GIVEN PASSAGE:
---*---

We just had a conversation about this - in a much, much gentler way . I told him that, while we can fix issues of technique and positioning and all that, it's his lack of desire to please me that is the real problem. We had a nice talk two nights ago where we both expressed ourselves. He apologized a ton for being a neglectful husband (sexually) and said he heard what I told him and saw the truth in it. He promised (again) to try to think about my pleasure and I'm waiting to see what comes of it. Well, not waiting. I'm getting the "Better Sex" videos and some new toys in the hopes of making sure that he knows I'm putting effort and faith into this thing (again). We've been down this road many, many times before. 



> Is there any way he would talk to someone about this? I feel like he has this idea in his head that women dont need sex/orgasms as much as men do and its no big deal if they dont have one.


Yes, he does seem to have this idea. Along with being very insecure sexually and having many hang-ups. He has said many times that maybe he should go get some help and I've said I think that would be good. But nothing has come of it.

---*---

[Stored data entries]
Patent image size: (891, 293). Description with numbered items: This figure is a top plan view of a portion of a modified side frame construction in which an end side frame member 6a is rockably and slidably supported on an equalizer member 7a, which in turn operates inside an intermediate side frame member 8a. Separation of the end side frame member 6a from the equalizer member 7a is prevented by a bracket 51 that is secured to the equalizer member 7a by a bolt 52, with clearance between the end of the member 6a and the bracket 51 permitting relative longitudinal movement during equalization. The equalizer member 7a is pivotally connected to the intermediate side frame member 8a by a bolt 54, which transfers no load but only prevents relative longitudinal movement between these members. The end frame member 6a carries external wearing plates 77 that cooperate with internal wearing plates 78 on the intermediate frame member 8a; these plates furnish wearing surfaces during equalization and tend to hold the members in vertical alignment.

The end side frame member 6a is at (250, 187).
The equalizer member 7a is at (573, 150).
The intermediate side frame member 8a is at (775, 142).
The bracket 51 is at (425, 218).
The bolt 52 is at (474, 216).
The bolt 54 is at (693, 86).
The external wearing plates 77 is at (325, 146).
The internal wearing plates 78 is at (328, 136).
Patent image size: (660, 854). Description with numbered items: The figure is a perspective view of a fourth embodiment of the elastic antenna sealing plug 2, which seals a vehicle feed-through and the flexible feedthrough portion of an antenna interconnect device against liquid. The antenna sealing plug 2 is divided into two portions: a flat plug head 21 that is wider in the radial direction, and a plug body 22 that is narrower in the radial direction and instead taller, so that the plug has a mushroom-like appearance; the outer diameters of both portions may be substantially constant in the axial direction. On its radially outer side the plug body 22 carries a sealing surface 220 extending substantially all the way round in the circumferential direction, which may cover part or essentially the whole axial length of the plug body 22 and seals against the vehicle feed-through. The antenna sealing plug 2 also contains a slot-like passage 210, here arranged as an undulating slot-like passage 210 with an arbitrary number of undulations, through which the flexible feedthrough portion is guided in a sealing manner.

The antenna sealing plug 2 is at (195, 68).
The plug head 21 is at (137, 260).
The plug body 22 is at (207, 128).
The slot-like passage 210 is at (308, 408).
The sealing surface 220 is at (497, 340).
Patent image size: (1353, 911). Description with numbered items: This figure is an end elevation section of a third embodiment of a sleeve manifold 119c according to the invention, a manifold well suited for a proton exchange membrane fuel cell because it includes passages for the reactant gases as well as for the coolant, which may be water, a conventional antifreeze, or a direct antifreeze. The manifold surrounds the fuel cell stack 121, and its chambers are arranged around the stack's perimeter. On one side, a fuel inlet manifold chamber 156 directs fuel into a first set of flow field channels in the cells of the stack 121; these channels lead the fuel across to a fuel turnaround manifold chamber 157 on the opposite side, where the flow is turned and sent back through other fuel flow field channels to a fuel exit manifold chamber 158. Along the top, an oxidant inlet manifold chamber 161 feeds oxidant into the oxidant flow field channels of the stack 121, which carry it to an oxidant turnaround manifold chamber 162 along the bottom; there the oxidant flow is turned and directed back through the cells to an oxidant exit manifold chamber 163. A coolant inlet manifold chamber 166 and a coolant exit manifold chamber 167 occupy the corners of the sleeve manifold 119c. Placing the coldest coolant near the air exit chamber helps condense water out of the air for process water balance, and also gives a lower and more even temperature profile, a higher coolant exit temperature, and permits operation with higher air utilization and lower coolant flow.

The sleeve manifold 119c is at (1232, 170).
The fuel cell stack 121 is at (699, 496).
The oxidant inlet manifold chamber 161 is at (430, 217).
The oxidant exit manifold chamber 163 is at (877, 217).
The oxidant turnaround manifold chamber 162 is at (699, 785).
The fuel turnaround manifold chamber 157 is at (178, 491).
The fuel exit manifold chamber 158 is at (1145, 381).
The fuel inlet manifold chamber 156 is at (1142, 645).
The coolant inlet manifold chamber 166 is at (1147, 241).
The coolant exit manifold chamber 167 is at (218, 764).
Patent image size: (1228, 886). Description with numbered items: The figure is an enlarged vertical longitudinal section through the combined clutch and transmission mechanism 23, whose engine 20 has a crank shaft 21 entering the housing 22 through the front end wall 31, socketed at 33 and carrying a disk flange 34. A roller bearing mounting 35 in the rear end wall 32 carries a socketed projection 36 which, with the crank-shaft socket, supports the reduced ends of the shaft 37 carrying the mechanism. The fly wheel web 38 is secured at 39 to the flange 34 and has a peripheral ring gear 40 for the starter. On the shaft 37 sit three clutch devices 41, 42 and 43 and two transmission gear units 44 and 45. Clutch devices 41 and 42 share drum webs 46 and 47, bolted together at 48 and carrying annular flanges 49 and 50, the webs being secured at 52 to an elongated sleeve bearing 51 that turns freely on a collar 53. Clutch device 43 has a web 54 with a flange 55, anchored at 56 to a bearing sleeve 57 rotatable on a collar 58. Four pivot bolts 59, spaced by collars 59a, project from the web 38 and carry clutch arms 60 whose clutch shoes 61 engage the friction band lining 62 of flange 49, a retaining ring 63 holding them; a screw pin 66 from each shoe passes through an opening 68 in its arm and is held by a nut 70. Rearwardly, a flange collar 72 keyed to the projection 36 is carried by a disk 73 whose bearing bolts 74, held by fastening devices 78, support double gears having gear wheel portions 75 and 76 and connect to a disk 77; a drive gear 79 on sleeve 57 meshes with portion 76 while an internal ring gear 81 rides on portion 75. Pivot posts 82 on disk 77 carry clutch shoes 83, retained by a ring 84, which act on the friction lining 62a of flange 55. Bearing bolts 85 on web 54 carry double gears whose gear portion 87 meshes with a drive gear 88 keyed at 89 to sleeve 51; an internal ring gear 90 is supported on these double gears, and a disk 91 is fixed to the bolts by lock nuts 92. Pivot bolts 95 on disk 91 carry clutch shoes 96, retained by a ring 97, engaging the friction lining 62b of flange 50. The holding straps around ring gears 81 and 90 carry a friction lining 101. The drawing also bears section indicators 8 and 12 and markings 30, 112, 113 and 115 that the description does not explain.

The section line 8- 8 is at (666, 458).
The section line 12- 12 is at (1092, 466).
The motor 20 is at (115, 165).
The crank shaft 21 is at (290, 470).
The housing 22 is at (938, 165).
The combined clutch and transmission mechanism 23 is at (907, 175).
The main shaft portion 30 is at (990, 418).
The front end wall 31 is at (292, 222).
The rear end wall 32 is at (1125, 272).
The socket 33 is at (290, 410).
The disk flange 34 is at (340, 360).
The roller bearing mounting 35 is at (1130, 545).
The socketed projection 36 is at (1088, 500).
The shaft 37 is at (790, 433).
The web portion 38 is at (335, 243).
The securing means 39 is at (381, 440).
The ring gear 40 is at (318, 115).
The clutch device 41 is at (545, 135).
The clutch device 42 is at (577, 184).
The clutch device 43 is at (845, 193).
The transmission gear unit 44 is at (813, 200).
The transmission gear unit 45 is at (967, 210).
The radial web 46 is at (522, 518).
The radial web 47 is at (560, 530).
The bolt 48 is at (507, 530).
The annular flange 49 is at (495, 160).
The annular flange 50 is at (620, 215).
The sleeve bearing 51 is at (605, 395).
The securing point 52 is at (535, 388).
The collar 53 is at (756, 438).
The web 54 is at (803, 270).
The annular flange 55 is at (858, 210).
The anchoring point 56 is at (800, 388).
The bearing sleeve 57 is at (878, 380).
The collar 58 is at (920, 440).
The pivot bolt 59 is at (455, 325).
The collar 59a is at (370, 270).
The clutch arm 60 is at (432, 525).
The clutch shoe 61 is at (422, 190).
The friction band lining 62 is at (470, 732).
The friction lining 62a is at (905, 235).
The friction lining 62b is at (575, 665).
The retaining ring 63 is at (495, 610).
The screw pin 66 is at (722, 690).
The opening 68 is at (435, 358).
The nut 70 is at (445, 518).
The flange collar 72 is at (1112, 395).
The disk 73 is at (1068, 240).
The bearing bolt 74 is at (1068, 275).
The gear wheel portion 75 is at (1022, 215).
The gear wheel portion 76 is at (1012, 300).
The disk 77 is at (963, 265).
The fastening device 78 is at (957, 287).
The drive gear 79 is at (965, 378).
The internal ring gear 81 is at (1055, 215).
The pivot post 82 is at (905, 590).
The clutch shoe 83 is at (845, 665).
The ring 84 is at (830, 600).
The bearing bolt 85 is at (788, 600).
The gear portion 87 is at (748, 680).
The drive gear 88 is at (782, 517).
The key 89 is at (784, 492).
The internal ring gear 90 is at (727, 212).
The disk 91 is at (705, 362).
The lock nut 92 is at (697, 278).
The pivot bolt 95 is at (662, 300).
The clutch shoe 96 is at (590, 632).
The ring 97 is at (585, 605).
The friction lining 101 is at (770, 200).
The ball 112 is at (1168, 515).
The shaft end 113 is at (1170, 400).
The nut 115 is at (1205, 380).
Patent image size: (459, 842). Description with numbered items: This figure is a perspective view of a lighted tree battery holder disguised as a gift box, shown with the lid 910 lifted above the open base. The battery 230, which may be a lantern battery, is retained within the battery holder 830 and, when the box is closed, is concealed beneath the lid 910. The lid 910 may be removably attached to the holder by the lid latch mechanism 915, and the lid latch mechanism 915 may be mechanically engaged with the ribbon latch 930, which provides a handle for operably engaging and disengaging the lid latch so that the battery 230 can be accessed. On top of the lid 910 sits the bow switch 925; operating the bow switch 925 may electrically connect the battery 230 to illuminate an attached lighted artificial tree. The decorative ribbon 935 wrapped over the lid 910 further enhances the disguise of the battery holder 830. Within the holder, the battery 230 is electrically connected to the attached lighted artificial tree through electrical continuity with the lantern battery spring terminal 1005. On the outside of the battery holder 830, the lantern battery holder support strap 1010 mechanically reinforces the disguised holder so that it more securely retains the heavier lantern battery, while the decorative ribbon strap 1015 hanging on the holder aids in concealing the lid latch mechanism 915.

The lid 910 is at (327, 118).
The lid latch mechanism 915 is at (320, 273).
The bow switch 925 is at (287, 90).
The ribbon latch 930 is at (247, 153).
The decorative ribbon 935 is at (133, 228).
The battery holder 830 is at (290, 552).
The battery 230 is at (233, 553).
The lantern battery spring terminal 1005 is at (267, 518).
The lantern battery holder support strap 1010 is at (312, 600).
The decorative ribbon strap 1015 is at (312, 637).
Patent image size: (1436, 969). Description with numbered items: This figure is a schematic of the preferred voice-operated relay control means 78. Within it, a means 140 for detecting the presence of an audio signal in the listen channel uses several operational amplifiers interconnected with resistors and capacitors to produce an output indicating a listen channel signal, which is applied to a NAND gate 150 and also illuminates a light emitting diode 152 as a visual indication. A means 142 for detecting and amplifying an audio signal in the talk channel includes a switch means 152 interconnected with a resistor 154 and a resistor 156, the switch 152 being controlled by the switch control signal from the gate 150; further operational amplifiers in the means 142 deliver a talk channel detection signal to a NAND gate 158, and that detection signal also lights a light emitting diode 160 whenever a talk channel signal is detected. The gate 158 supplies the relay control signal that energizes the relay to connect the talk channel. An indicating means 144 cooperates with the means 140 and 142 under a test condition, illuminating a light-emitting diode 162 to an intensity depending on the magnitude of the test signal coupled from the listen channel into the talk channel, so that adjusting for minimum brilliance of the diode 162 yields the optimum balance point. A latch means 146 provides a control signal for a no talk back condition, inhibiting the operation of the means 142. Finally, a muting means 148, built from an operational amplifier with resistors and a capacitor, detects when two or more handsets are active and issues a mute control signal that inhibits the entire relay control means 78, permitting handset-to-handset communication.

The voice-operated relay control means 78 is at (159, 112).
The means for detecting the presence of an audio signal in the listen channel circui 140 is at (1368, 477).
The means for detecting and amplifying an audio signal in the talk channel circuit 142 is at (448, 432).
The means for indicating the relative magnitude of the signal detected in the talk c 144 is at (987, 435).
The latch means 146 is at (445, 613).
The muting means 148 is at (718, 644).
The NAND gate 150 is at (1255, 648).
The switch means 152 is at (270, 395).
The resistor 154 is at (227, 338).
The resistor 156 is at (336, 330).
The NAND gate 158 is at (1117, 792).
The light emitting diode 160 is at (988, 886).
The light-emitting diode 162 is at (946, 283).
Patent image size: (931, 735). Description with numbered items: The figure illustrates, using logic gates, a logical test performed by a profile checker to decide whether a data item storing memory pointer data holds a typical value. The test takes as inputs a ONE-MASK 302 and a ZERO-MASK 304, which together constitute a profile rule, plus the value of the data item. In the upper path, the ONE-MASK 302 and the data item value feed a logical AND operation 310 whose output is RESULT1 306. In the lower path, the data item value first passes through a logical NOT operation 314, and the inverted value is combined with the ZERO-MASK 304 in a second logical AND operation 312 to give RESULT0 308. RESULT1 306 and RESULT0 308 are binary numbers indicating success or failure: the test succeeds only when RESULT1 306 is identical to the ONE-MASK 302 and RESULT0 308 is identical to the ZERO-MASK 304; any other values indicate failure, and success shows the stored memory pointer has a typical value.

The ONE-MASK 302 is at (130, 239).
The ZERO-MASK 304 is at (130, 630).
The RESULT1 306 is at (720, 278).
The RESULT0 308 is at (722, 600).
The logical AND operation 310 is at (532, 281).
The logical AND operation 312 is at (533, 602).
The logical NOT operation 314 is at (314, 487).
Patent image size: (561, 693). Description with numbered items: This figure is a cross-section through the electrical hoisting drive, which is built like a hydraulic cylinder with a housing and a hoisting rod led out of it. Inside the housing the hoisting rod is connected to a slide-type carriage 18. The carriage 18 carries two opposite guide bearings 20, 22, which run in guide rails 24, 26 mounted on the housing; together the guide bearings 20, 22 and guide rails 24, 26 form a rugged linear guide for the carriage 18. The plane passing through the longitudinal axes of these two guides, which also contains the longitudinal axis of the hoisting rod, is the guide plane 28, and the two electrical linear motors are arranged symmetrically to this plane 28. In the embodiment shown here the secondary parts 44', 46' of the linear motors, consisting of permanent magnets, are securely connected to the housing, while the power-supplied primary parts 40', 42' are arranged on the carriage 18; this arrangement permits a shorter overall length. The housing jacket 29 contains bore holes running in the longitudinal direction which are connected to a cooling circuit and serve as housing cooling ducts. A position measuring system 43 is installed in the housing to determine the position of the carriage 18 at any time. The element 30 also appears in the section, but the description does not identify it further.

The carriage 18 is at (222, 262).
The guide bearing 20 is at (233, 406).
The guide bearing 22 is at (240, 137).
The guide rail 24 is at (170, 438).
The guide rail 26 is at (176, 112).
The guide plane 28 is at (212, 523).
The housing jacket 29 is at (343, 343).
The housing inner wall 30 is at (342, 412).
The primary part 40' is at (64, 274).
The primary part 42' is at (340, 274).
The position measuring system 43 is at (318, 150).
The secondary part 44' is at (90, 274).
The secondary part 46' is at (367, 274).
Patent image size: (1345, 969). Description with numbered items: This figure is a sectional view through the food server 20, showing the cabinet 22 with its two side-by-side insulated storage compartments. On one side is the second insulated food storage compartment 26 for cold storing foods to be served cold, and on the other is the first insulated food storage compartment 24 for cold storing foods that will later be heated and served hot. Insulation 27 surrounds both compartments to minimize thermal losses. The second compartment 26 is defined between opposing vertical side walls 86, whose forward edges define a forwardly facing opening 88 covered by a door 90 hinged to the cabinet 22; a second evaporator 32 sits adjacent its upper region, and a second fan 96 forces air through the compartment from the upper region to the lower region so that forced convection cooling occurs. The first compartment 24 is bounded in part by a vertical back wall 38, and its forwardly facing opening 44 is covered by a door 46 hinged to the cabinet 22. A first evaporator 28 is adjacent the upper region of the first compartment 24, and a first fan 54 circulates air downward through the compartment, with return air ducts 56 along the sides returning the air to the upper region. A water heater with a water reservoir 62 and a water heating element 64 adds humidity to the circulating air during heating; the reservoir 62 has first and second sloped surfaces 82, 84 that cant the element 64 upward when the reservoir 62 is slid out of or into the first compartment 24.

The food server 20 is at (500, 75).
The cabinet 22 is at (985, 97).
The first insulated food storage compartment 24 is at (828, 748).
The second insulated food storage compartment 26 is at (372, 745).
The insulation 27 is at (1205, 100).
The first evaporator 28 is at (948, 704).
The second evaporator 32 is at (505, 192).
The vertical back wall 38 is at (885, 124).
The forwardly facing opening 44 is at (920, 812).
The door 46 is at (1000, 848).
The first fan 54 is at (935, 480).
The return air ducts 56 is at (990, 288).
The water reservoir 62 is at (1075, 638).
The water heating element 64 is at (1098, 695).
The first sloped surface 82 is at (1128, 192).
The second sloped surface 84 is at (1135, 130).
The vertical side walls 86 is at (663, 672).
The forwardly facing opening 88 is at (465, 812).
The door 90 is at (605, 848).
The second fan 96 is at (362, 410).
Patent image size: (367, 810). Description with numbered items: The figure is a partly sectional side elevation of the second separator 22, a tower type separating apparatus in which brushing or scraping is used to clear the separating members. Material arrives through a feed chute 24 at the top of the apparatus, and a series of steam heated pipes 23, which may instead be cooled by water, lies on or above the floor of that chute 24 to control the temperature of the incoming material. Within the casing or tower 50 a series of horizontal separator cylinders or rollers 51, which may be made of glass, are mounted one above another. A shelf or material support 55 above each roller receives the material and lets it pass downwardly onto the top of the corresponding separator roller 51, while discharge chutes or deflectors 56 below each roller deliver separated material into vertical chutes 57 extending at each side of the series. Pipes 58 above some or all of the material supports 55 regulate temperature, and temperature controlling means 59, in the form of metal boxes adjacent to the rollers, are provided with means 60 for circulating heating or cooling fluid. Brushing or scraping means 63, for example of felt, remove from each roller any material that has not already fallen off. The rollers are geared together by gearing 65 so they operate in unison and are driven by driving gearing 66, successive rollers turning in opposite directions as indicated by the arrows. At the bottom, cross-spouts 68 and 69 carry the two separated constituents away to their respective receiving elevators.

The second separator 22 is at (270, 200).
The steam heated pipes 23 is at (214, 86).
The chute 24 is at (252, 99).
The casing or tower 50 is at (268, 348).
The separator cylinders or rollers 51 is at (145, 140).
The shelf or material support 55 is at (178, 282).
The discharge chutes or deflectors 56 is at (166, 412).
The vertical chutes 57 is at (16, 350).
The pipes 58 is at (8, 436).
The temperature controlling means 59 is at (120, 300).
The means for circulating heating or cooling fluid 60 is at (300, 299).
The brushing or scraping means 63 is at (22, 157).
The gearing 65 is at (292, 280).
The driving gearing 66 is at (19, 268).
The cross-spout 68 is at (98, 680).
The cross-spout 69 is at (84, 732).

---*---

QUESTIONS:
A: State whether each statement agrees with the forum post, answering yes or no and quoting the deciding words: (i) The husband apologized for neglecting the writer sexually. (ii) The writer describes this discussion as the first time the couple has addressed the problem. (iii) The husband has already gone to get help.
B: Reproduce the forum post word for word, starting at "We just had" and ending at "many times before.".
The listing above is separate material, distinct from the forum post.

SOLVED TASKS:
A:
(i) Yes: "He apologized a ton for being a neglectful husband (sexually)"
(ii) No: "We've been down this road many, many times before."
(iii) No: "He has said many times that maybe he should go get some help and I've said I think that would be good. But nothing has come of it."

B:
We just had a conversation about this - in a much, much gentler way . I told him that, while we can fix issues of technique and positioning and all that, it's his lack of desire to please me that is the real problem. We had a nice talk two nights ago where we both expressed ourselves. He apologized a ton for being a neglectful husband (sexually) and said he heard what I told him and saw the truth in it. He promised (again) to try to think about my pleasure and I'm waiting to see what comes of it. Well, not waiting. I'm getting the "Better Sex" videos and some new toys in the hopes of making sure that he knows I'm putting effort and faith into this thing (again). We've been down this road many, many times before.